* _STATED PROBLEM_
Would you output the whole listing below, exactly as it reads?

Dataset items
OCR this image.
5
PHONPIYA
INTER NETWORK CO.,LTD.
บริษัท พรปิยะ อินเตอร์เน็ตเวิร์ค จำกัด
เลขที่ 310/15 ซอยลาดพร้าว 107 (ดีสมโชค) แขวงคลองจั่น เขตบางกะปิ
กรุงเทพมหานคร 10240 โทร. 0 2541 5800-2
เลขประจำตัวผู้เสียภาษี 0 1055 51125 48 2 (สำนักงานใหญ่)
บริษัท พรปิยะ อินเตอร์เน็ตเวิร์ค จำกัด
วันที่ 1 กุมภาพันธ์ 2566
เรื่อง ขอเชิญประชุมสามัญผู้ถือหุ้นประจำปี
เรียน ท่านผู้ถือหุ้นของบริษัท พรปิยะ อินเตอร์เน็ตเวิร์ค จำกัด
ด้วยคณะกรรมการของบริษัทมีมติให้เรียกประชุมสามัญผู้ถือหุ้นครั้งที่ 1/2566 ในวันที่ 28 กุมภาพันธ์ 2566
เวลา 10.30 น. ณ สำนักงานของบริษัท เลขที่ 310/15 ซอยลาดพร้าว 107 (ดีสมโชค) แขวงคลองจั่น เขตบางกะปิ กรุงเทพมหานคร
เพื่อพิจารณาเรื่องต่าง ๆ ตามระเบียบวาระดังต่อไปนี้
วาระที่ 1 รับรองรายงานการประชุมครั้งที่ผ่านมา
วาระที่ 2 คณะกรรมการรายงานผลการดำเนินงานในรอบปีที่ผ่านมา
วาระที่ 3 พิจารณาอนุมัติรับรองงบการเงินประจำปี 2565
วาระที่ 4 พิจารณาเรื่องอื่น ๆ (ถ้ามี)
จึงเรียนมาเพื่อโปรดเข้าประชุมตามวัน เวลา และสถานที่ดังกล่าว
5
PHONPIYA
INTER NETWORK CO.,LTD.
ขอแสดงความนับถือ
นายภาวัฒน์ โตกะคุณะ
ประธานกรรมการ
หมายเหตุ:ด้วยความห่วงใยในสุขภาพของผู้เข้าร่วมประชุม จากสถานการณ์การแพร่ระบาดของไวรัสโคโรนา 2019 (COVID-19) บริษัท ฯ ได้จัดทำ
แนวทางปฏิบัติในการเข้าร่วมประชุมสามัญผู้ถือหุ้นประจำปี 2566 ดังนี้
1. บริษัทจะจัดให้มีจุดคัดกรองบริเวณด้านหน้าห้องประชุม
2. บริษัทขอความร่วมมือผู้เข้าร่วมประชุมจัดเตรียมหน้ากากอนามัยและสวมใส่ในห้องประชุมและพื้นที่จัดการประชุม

* _SOLUTION FOR THIS TASK_
OCR this image.
5
PHONPIYA
INTER NETWORK CO.,LTD.
บริษัท พรปิยะ อินเตอร์เน็ตเวิร์ค จำกัด
เลขที่ 310/15 ซอยลาดพร้าว 107 (ดีสมโชค) แขวงคลองจั่น เขตบางกะปิ
กรุงเทพมหานคร 10240 โทร. 0 2541 5800-2
เลขประจำตัวผู้เสียภาษี 0 1055 51125 48 2 (สำนักงานใหญ่)
บริษัท พรปิยะ อินเตอร์เน็ตเวิร์ค จำกัด
วันที่ 1 กุมภาพันธ์ 2566
เรื่อง ขอเชิญประชุมสามัญผู้ถือหุ้นประจำปี
เรียน ท่านผู้ถือหุ้นของบริษัท พรปิยะ อินเตอร์เน็ตเวิร์ค จำกัด
ด้วยคณะกรรมการของบริษัทมีมติให้เรียกประชุมสามัญผู้ถือหุ้นครั้งที่ 1/2566 ในวันที่ 28 กุมภาพันธ์ 2566
เวลา 10.30 น. ณ สำนักงานของบริษัท เลขที่ 310/15 ซอยลาดพร้าว 107 (ดีสมโชค) แขวงคลองจั่น เขตบางกะปิ กรุงเทพมหานคร
เพื่อพิจารณาเรื่องต่าง ๆ ตามระเบียบวาระดังต่อไปนี้
วาระที่ 1 รับรองรายงานการประชุมครั้งที่ผ่านมา
วาระที่ 2 คณะกรรมการรายงานผลการดำเนินงานในรอบปีที่ผ่านมา
วาระที่ 3 พิจารณาอนุมัติรับรองงบการเงินประจำปี 2565
วาระที่ 4 พิจารณาเรื่องอื่น ๆ (ถ้ามี)
จึงเรียนมาเพื่อโปรดเข้าประชุมตามวัน เวลา และสถานที่ดังกล่าว
5
PHONPIYA
INTER NETWORK CO.,LTD.
ขอแสดงความนับถือ
นายภาวัฒน์ โตกะคุณะ
ประธานกรรมการ
หมายเหตุ:ด้วยความห่วงใยในสุขภาพของผู้เข้าร่วมประชุม จากสถานการณ์การแพร่ระบาดของไวรัสโคโรนา 2019 (COVID-19) บริษัท ฯ ได้จัดทำ
แนวทางปฏิบัติในการเข้าร่วมประชุมสามัญผู้ถือหุ้นประจำปี 2566 ดังนี้
1. บริษัทจะจัดให้มีจุดคัดกรองบริเวณด้านหน้าห้องประชุม
2. บริษัทขอความร่วมมือผู้เข้าร่วมประชุมจัดเตรียมหน้ากากอนามัยและสวมใส่ในห้องประชุมและพื้นที่จัดการประชุม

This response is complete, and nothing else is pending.